Begin

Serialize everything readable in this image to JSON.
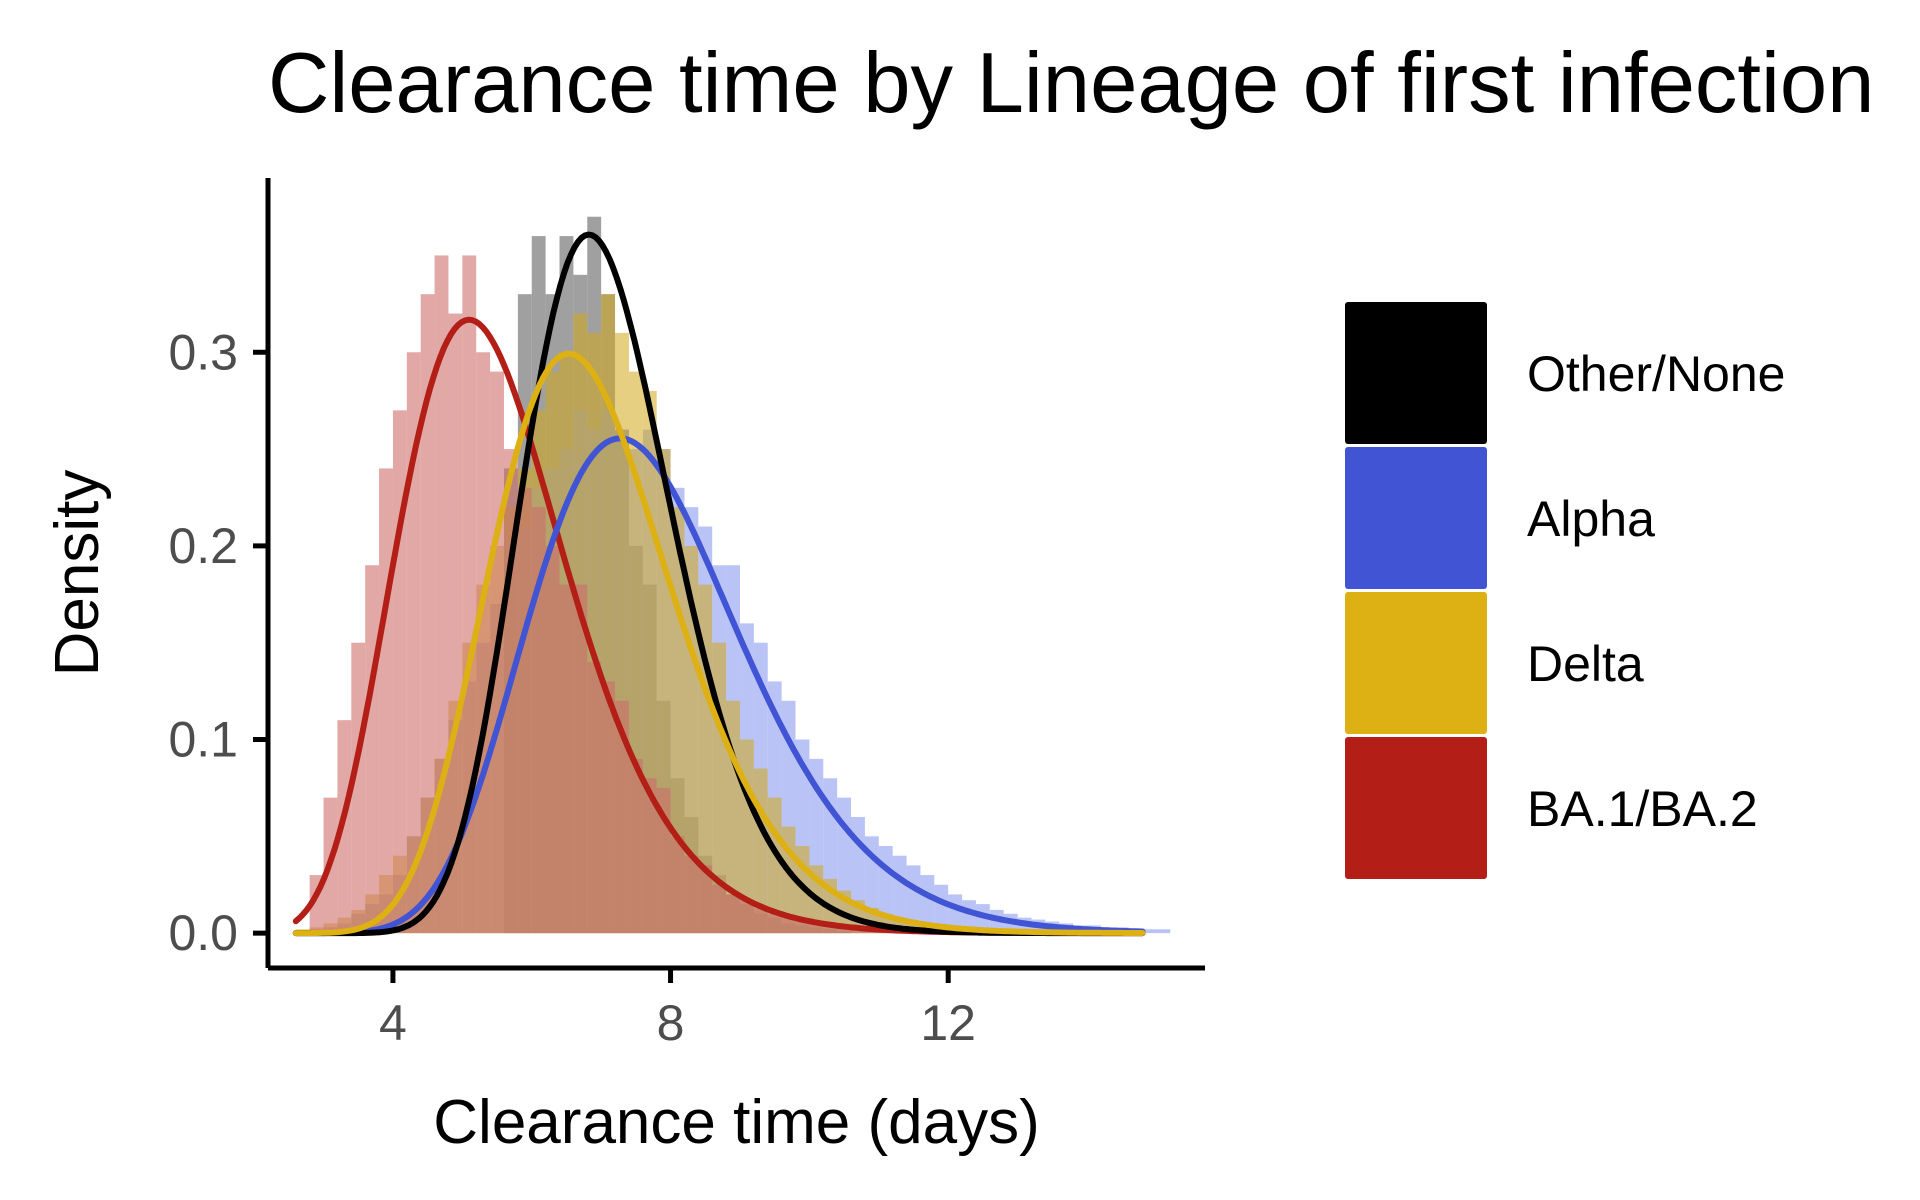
{
  "chart_data": {
    "type": "histogram",
    "title": "Clearance time by Lineage of first infection",
    "xlabel": "Clearance time (days)",
    "ylabel": "Density",
    "xlim": [
      2.2,
      15.7
    ],
    "ylim": [
      -0.018,
      0.39
    ],
    "x_ticks": [
      {
        "value": 4,
        "label": "4"
      },
      {
        "value": 8,
        "label": "8"
      },
      {
        "value": 12,
        "label": "12"
      }
    ],
    "y_ticks": [
      {
        "value": 0.0,
        "label": "0.0"
      },
      {
        "value": 0.1,
        "label": "0.1"
      },
      {
        "value": 0.2,
        "label": "0.2"
      },
      {
        "value": 0.3,
        "label": "0.3"
      }
    ],
    "grid": false,
    "legend_position": "right",
    "bin_width": 0.2,
    "series": [
      {
        "name": "Other/None",
        "color": "#000000",
        "bar_color": "#808080",
        "bar_opacity": 0.75,
        "hist": {
          "start": 5.6,
          "values": [
            0.24,
            0.33,
            0.36,
            0.33,
            0.36,
            0.34,
            0.37,
            0.33,
            0.26,
            0.2,
            0.18,
            0.12,
            0.08,
            0.06,
            0.04,
            0.03,
            0.02,
            0.015,
            0.01,
            0.008,
            0.005,
            0.004,
            0.003,
            0.002,
            0.001
          ]
        },
        "curve": {
          "model": "lognormal",
          "median": 7.0,
          "sigma": 0.16
        }
      },
      {
        "name": "Alpha",
        "color": "#4054d4",
        "bar_color": "#8a9bee",
        "bar_opacity": 0.6,
        "hist": {
          "start": 2.6,
          "values": [
            0.001,
            0.002,
            0.003,
            0.005,
            0.01,
            0.015,
            0.02,
            0.03,
            0.05,
            0.07,
            0.09,
            0.11,
            0.13,
            0.15,
            0.17,
            0.2,
            0.21,
            0.23,
            0.24,
            0.25,
            0.27,
            0.26,
            0.27,
            0.26,
            0.25,
            0.26,
            0.25,
            0.23,
            0.22,
            0.21,
            0.19,
            0.19,
            0.16,
            0.15,
            0.13,
            0.12,
            0.1,
            0.09,
            0.08,
            0.07,
            0.06,
            0.05,
            0.045,
            0.04,
            0.035,
            0.03,
            0.025,
            0.02,
            0.017,
            0.015,
            0.012,
            0.01,
            0.008,
            0.007,
            0.006,
            0.005,
            0.004,
            0.004,
            0.003,
            0.003,
            0.002,
            0.002,
            0.002
          ]
        },
        "curve": {
          "model": "lognormal",
          "median": 7.6,
          "sigma": 0.21
        }
      },
      {
        "name": "Delta",
        "color": "#ddb013",
        "bar_color": "#d1a818",
        "bar_opacity": 0.55,
        "hist": {
          "start": 2.6,
          "values": [
            0.002,
            0.003,
            0.005,
            0.008,
            0.012,
            0.02,
            0.03,
            0.04,
            0.05,
            0.07,
            0.09,
            0.12,
            0.15,
            0.18,
            0.2,
            0.22,
            0.24,
            0.27,
            0.29,
            0.3,
            0.32,
            0.31,
            0.33,
            0.31,
            0.29,
            0.28,
            0.25,
            0.22,
            0.2,
            0.18,
            0.15,
            0.12,
            0.1,
            0.085,
            0.07,
            0.055,
            0.045,
            0.035,
            0.028,
            0.022,
            0.017,
            0.013,
            0.01,
            0.008,
            0.006,
            0.005,
            0.004,
            0.003,
            0.002,
            0.002
          ]
        },
        "curve": {
          "model": "lognormal",
          "median": 6.8,
          "sigma": 0.2
        }
      },
      {
        "name": "BA.1/BA.2",
        "color": "#b31e17",
        "bar_color": "#cd6e6a",
        "bar_opacity": 0.6,
        "hist": {
          "start": 2.6,
          "values": [
            0.0,
            0.03,
            0.07,
            0.11,
            0.15,
            0.19,
            0.24,
            0.27,
            0.3,
            0.33,
            0.35,
            0.32,
            0.35,
            0.3,
            0.29,
            0.25,
            0.23,
            0.22,
            0.2,
            0.18,
            0.18,
            0.14,
            0.13,
            0.12,
            0.09,
            0.08,
            0.075,
            0.05,
            0.04,
            0.035,
            0.025,
            0.02,
            0.017,
            0.013,
            0.01,
            0.008,
            0.006,
            0.005,
            0.004,
            0.003,
            0.002,
            0.002,
            0.001
          ]
        },
        "curve": {
          "model": "lognormal",
          "median": 5.4,
          "sigma": 0.24
        }
      }
    ]
  }
}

End

## The request:
Quote every entry exactly, with the pictures omitted.

## Written solution:
Serialize everything readable in this image to JSON.
{
  "chart_data": {
    "type": "histogram",
    "title": "Clearance time by Lineage of first infection",
    "xlabel": "Clearance time (days)",
    "ylabel": "Density",
    "xlim": [
      2.2,
      15.7
    ],
    "ylim": [
      -0.018,
      0.39
    ],
    "x_ticks": [
      {
        "value": 4,
        "label": "4"
      },
      {
        "value": 8,
        "label": "8"
      },
      {
        "value": 12,
        "label": "12"
      }
    ],
    "y_ticks": [
      {
        "value": 0.0,
        "label": "0.0"
      },
      {
        "value": 0.1,
        "label": "0.1"
      },
      {
        "value": 0.2,
        "label": "0.2"
      },
      {
        "value": 0.3,
        "label": "0.3"
      }
    ],
    "grid": false,
    "legend_position": "right",
    "bin_width": 0.2,
    "series": [
      {
        "name": "Other/None",
        "color": "#000000",
        "bar_color": "#808080",
        "bar_opacity": 0.75,
        "hist": {
          "start": 5.6,
          "values": [
            0.24,
            0.33,
            0.36,
            0.33,
            0.36,
            0.34,
            0.37,
            0.33,
            0.26,
            0.2,
            0.18,
            0.12,
            0.08,
            0.06,
            0.04,
            0.03,
            0.02,
            0.015,
            0.01,
            0.008,
            0.005,
            0.004,
            0.003,
            0.002,
            0.001
          ]
        },
        "curve": {
          "model": "lognormal",
          "median": 7.0,
          "sigma": 0.16
        }
      },
      {
        "name": "Alpha",
        "color": "#4054d4",
        "bar_color": "#8a9bee",
        "bar_opacity": 0.6,
        "hist": {
          "start": 2.6,
          "values": [
            0.001,
            0.002,
            0.003,
            0.005,
            0.01,
            0.015,
            0.02,
            0.03,
            0.05,
            0.07,
            0.09,
            0.11,
            0.13,
            0.15,
            0.17,
            0.2,
            0.21,
            0.23,
            0.24,
            0.25,
            0.27,
            0.26,
            0.27,
            0.26,
            0.25,
            0.26,
            0.25,
            0.23,
            0.22,
            0.21,
            0.19,
            0.19,
            0.16,
            0.15,
            0.13,
            0.12,
            0.1,
            0.09,
            0.08,
            0.07,
            0.06,
            0.05,
            0.045,
            0.04,
            0.035,
            0.03,
            0.025,
            0.02,
            0.017,
            0.015,
            0.012,
            0.01,
            0.008,
            0.007,
            0.006,
            0.005,
            0.004,
            0.004,
            0.003,
            0.003,
            0.002,
            0.002,
            0.002
          ]
        },
        "curve": {
          "model": "lognormal",
          "median": 7.6,
          "sigma": 0.21
        }
      },
      {
        "name": "Delta",
        "color": "#ddb013",
        "bar_color": "#d1a818",
        "bar_opacity": 0.55,
        "hist": {
          "start": 2.6,
          "values": [
            0.002,
            0.003,
            0.005,
            0.008,
            0.012,
            0.02,
            0.03,
            0.04,
            0.05,
            0.07,
            0.09,
            0.12,
            0.15,
            0.18,
            0.2,
            0.22,
            0.24,
            0.27,
            0.29,
            0.3,
            0.32,
            0.31,
            0.33,
            0.31,
            0.29,
            0.28,
            0.25,
            0.22,
            0.2,
            0.18,
            0.15,
            0.12,
            0.1,
            0.085,
            0.07,
            0.055,
            0.045,
            0.035,
            0.028,
            0.022,
            0.017,
            0.013,
            0.01,
            0.008,
            0.006,
            0.005,
            0.004,
            0.003,
            0.002,
            0.002
          ]
        },
        "curve": {
          "model": "lognormal",
          "median": 6.8,
          "sigma": 0.2
        }
      },
      {
        "name": "BA.1/BA.2",
        "color": "#b31e17",
        "bar_color": "#cd6e6a",
        "bar_opacity": 0.6,
        "hist": {
          "start": 2.6,
          "values": [
            0.0,
            0.03,
            0.07,
            0.11,
            0.15,
            0.19,
            0.24,
            0.27,
            0.3,
            0.33,
            0.35,
            0.32,
            0.35,
            0.3,
            0.29,
            0.25,
            0.23,
            0.22,
            0.2,
            0.18,
            0.18,
            0.14,
            0.13,
            0.12,
            0.09,
            0.08,
            0.075,
            0.05,
            0.04,
            0.035,
            0.025,
            0.02,
            0.017,
            0.013,
            0.01,
            0.008,
            0.006,
            0.005,
            0.004,
            0.003,
            0.002,
            0.002,
            0.001
          ]
        },
        "curve": {
          "model": "lognormal",
          "median": 5.4,
          "sigma": 0.24
        }
      }
    ]
  }
}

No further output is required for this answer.